_Set task:_ Without the pictures, write out all the lines below exactly as they appear.
________________________
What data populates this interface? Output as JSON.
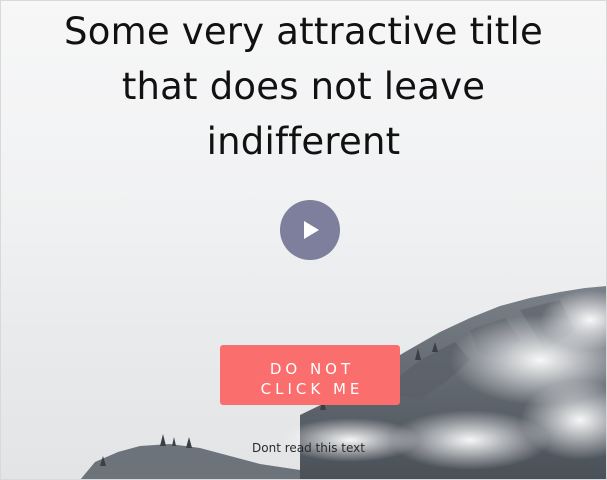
{
  "hero": {
    "title_lines": [
      "Some very attractive title",
      "that does not leave",
      "indifferent"
    ],
    "play_icon": "play-icon",
    "play_color": "#7d7f9c",
    "cta_lines": [
      "DO NOT",
      "CLICK ME"
    ],
    "cta_color": "#fa6e6e",
    "footnote": "Dont read this text"
  }
}
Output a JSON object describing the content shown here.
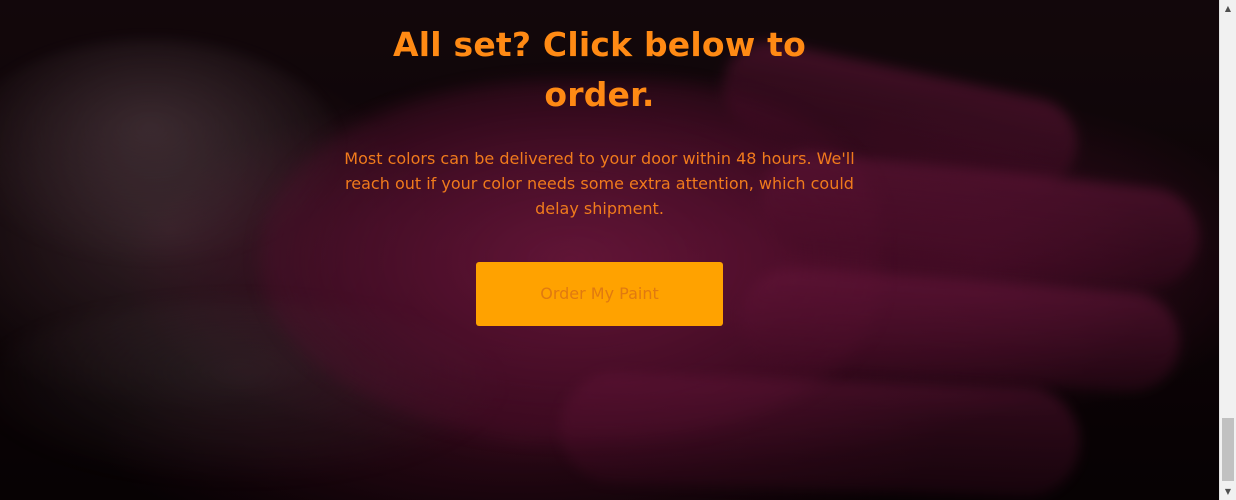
{
  "hero": {
    "headline": "All set? Click below to order.",
    "description": "Most colors can be delivered to your door within 48 hours. We'll reach out if your color needs some extra attention, which could delay shipment.",
    "order_button_label": "Order My Paint",
    "background_image": "pink-powder-hand-photo"
  },
  "colors": {
    "accent": "#ff8a14",
    "button": "#ffa200"
  },
  "scrollbar": {
    "up_arrow": "▲",
    "down_arrow": "▼"
  }
}
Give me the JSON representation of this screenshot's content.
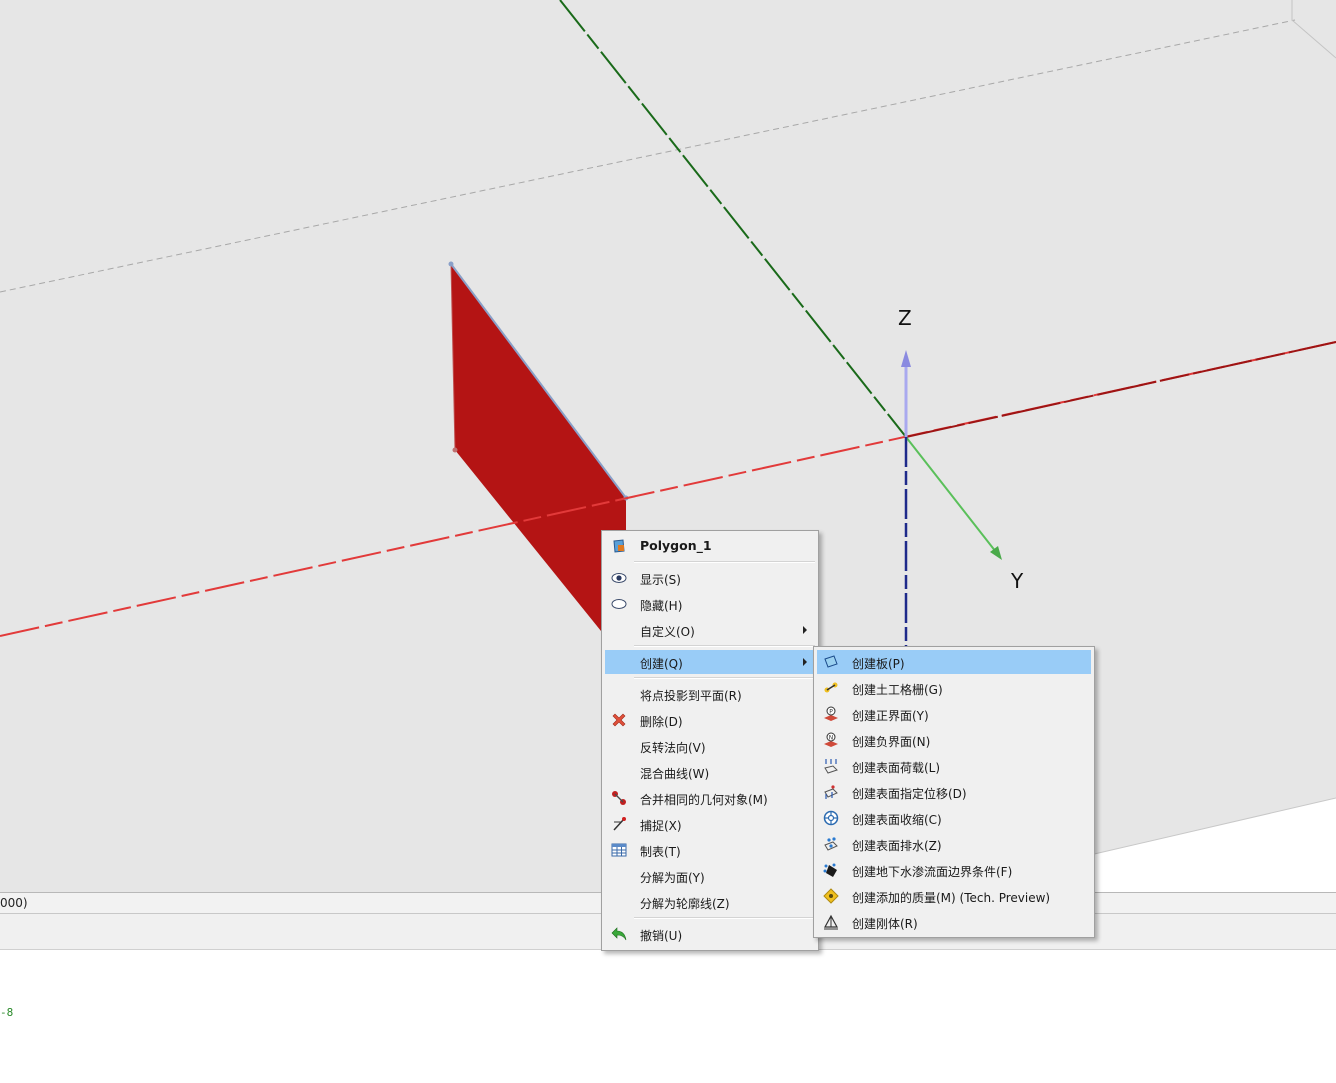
{
  "viewport": {
    "axis_labels": {
      "z": "Z",
      "y": "Y"
    },
    "polygon_color": "#b41414"
  },
  "status": {
    "coord_text": "000)"
  },
  "console": {
    "line": "-8"
  },
  "context_menu": {
    "header": {
      "label": "Polygon_1",
      "icon": "polygon-object-icon"
    },
    "items": [
      {
        "label": "显示(S)",
        "icon": "eye-icon"
      },
      {
        "label": "隐藏(H)",
        "icon": "eye-closed-icon"
      },
      {
        "label": "自定义(O)",
        "submenu": true
      },
      {
        "label": "创建(Q)",
        "submenu": true,
        "highlighted": true
      },
      {
        "label": "将点投影到平面(R)"
      },
      {
        "label": "删除(D)",
        "icon": "delete-icon"
      },
      {
        "label": "反转法向(V)"
      },
      {
        "label": "混合曲线(W)"
      },
      {
        "label": "合并相同的几何对象(M)",
        "icon": "merge-icon"
      },
      {
        "label": "捕捉(X)",
        "icon": "snap-icon"
      },
      {
        "label": "制表(T)",
        "icon": "table-icon"
      },
      {
        "label": "分解为面(Y)"
      },
      {
        "label": "分解为轮廓线(Z)"
      },
      {
        "label": "撤销(U)",
        "icon": "undo-icon"
      }
    ]
  },
  "submenu": {
    "items": [
      {
        "label": "创建板(P)",
        "icon": "plate-icon",
        "highlighted": true
      },
      {
        "label": "创建土工格栅(G)",
        "icon": "geogrid-icon"
      },
      {
        "label": "创建正界面(Y)",
        "icon": "positive-interface-icon"
      },
      {
        "label": "创建负界面(N)",
        "icon": "negative-interface-icon"
      },
      {
        "label": "创建表面荷载(L)",
        "icon": "surface-load-icon"
      },
      {
        "label": "创建表面指定位移(D)",
        "icon": "surface-displacement-icon"
      },
      {
        "label": "创建表面收缩(C)",
        "icon": "surface-contraction-icon"
      },
      {
        "label": "创建表面排水(Z)",
        "icon": "surface-drain-icon"
      },
      {
        "label": "创建地下水渗流面边界条件(F)",
        "icon": "groundwater-flow-icon"
      },
      {
        "label": "创建添加的质量(M) (Tech. Preview)",
        "icon": "added-mass-icon"
      },
      {
        "label": "创建刚体(R)",
        "icon": "rigid-body-icon"
      }
    ]
  }
}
________________________
_Exercise output:_
What data populates this interface? Output as JSON.
{
  "hero": {
    "title_lines": [
      "Some very attractive title",
      "that does not leave",
      "indifferent"
    ],
    "play_icon": "play-icon",
    "play_color": "#7d7f9c",
    "cta_lines": [
      "DO NOT",
      "CLICK ME"
    ],
    "cta_color": "#fa6e6e",
    "footnote": "Dont read this text"
  }
}
Output a JSON object describing the content shown here.
{
  "hero": {
    "headline": "All set? Click below to order.",
    "description": "Most colors can be delivered to your door within 48 hours. We'll reach out if your color needs some extra attention, which could delay shipment.",
    "order_button_label": "Order My Paint",
    "background_image": "pink-powder-hand-photo"
  },
  "colors": {
    "accent": "#ff8a14",
    "button": "#ffa200"
  },
  "scrollbar": {
    "up_arrow": "▲",
    "down_arrow": "▼"
  }
}
Give me the JSON representation of this screenshot's content.
{
  "viewport": {
    "axis_labels": {
      "z": "Z",
      "y": "Y"
    },
    "polygon_color": "#b41414"
  },
  "status": {
    "coord_text": "000)"
  },
  "console": {
    "line": "-8"
  },
  "context_menu": {
    "header": {
      "label": "Polygon_1",
      "icon": "polygon-object-icon"
    },
    "items": [
      {
        "label": "显示(S)",
        "icon": "eye-icon"
      },
      {
        "label": "隐藏(H)",
        "icon": "eye-closed-icon"
      },
      {
        "label": "自定义(O)",
        "submenu": true
      },
      {
        "label": "创建(Q)",
        "submenu": true,
        "highlighted": true
      },
      {
        "label": "将点投影到平面(R)"
      },
      {
        "label": "删除(D)",
        "icon": "delete-icon"
      },
      {
        "label": "反转法向(V)"
      },
      {
        "label": "混合曲线(W)"
      },
      {
        "label": "合并相同的几何对象(M)",
        "icon": "merge-icon"
      },
      {
        "label": "捕捉(X)",
        "icon": "snap-icon"
      },
      {
        "label": "制表(T)",
        "icon": "table-icon"
      },
      {
        "label": "分解为面(Y)"
      },
      {
        "label": "分解为轮廓线(Z)"
      },
      {
        "label": "撤销(U)",
        "icon": "undo-icon"
      }
    ]
  },
  "submenu": {
    "items": [
      {
        "label": "创建板(P)",
        "icon": "plate-icon",
        "highlighted": true
      },
      {
        "label": "创建土工格栅(G)",
        "icon": "geogrid-icon"
      },
      {
        "label": "创建正界面(Y)",
        "icon": "positive-interface-icon"
      },
      {
        "label": "创建负界面(N)",
        "icon": "negative-interface-icon"
      },
      {
        "label": "创建表面荷载(L)",
        "icon": "surface-load-icon"
      },
      {
        "label": "创建表面指定位移(D)",
        "icon": "surface-displacement-icon"
      },
      {
        "label": "创建表面收缩(C)",
        "icon": "surface-contraction-icon"
      },
      {
        "label": "创建表面排水(Z)",
        "icon": "surface-drain-icon"
      },
      {
        "label": "创建地下水渗流面边界条件(F)",
        "icon": "groundwater-flow-icon"
      },
      {
        "label": "创建添加的质量(M) (Tech. Preview)",
        "icon": "added-mass-icon"
      },
      {
        "label": "创建刚体(R)",
        "icon": "rigid-body-icon"
      }
    ]
  }
}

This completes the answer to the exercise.